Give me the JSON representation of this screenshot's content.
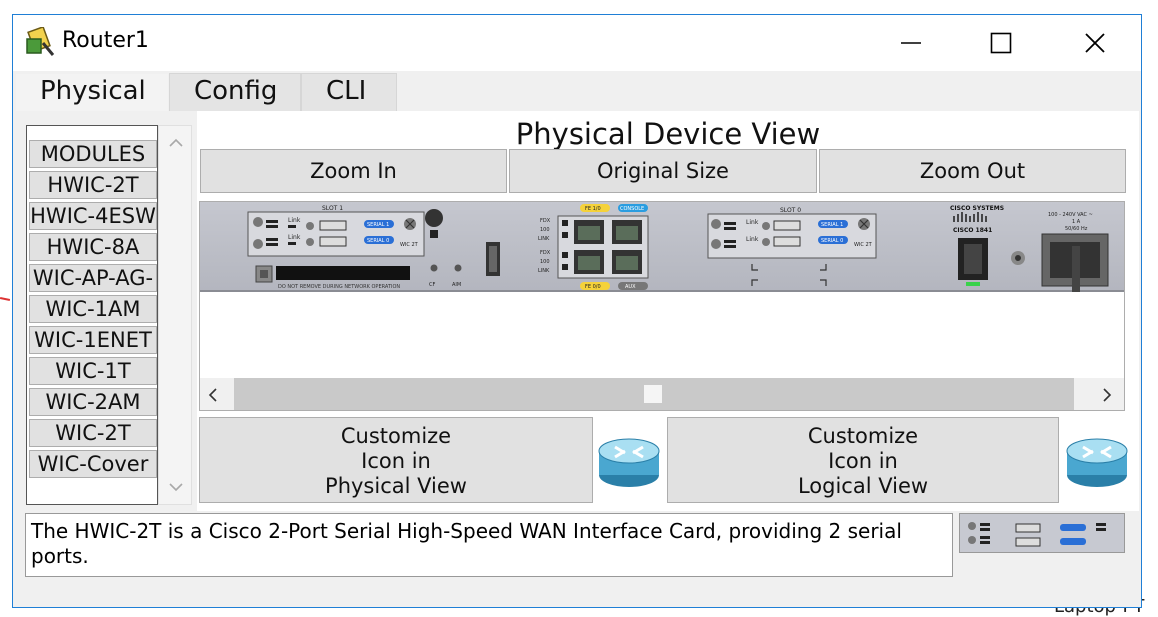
{
  "window": {
    "title": "Router1",
    "controls": [
      "minimize-icon",
      "maximize-icon",
      "close-icon"
    ]
  },
  "tabs": [
    {
      "label": "Physical",
      "active": true
    },
    {
      "label": "Config",
      "active": false
    },
    {
      "label": "CLI",
      "active": false
    }
  ],
  "modules": {
    "items": [
      "MODULES",
      "HWIC-2T",
      "HWIC-4ESW",
      "HWIC-8A",
      "WIC-AP-AG-",
      "WIC-1AM",
      "WIC-1ENET",
      "WIC-1T",
      "WIC-2AM",
      "WIC-2T",
      "WIC-Cover"
    ]
  },
  "device_view": {
    "title": "Physical Device View",
    "zoom_in": "Zoom In",
    "original_size": "Original Size",
    "zoom_out": "Zoom Out"
  },
  "chassis": {
    "slot1": "SLOT 1",
    "slot0": "SLOT 0",
    "serial1": "SERIAL 1",
    "serial0": "SERIAL 0",
    "link": "Link",
    "wic": "WIC 2T",
    "warning": "DO NOT REMOVE DURING NETWORK OPERATION",
    "cf": "CF",
    "aim": "AIM",
    "fe1": "FE 1/0",
    "fe0": "FE 0/0",
    "console": "CONSOLE",
    "aux": "AUX",
    "fdx": "FDX",
    "speed": "100",
    "linkcap": "LINK",
    "brand": "CISCO SYSTEMS",
    "model": "CISCO 1841",
    "power_line1": "100 - 240V VAC ~",
    "power_line2": "1 A",
    "power_line3": "50/60 Hz"
  },
  "customize": {
    "physical": [
      "Customize",
      "Icon in",
      "Physical View"
    ],
    "logical": [
      "Customize",
      "Icon in",
      "Logical View"
    ]
  },
  "description": "The HWIC-2T is a Cisco 2-Port Serial High-Speed WAN Interface Card, providing 2 serial ports.",
  "background": {
    "partial_label": "Laptop-PT"
  },
  "colors": {
    "accent_border": "#1f7fd6",
    "serial_label": "#2a6fd6",
    "fe_label": "#f5d23a",
    "console_label": "#2a9de0",
    "power_led": "#39d24a"
  }
}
· · · · · · ·
- _YOUR OBJECTIVE_
Retype the entries word for word. Omit any images.

- _COMPLETED TASK_
Give me the JSON representation of this screenshot's content.
{
  "window": {
    "title": "Router1",
    "controls": [
      "minimize-icon",
      "maximize-icon",
      "close-icon"
    ]
  },
  "tabs": [
    {
      "label": "Physical",
      "active": true
    },
    {
      "label": "Config",
      "active": false
    },
    {
      "label": "CLI",
      "active": false
    }
  ],
  "modules": {
    "items": [
      "MODULES",
      "HWIC-2T",
      "HWIC-4ESW",
      "HWIC-8A",
      "WIC-AP-AG-",
      "WIC-1AM",
      "WIC-1ENET",
      "WIC-1T",
      "WIC-2AM",
      "WIC-2T",
      "WIC-Cover"
    ]
  },
  "device_view": {
    "title": "Physical Device View",
    "zoom_in": "Zoom In",
    "original_size": "Original Size",
    "zoom_out": "Zoom Out"
  },
  "chassis": {
    "slot1": "SLOT 1",
    "slot0": "SLOT 0",
    "serial1": "SERIAL 1",
    "serial0": "SERIAL 0",
    "link": "Link",
    "wic": "WIC 2T",
    "warning": "DO NOT REMOVE DURING NETWORK OPERATION",
    "cf": "CF",
    "aim": "AIM",
    "fe1": "FE 1/0",
    "fe0": "FE 0/0",
    "console": "CONSOLE",
    "aux": "AUX",
    "fdx": "FDX",
    "speed": "100",
    "linkcap": "LINK",
    "brand": "CISCO SYSTEMS",
    "model": "CISCO 1841",
    "power_line1": "100 - 240V VAC ~",
    "power_line2": "1 A",
    "power_line3": "50/60 Hz"
  },
  "customize": {
    "physical": [
      "Customize",
      "Icon in",
      "Physical View"
    ],
    "logical": [
      "Customize",
      "Icon in",
      "Logical View"
    ]
  },
  "description": "The HWIC-2T is a Cisco 2-Port Serial High-Speed WAN Interface Card, providing 2 serial ports.",
  "background": {
    "partial_label": "Laptop-PT"
  },
  "colors": {
    "accent_border": "#1f7fd6",
    "serial_label": "#2a6fd6",
    "fe_label": "#f5d23a",
    "console_label": "#2a9de0",
    "power_led": "#39d24a"
  }
}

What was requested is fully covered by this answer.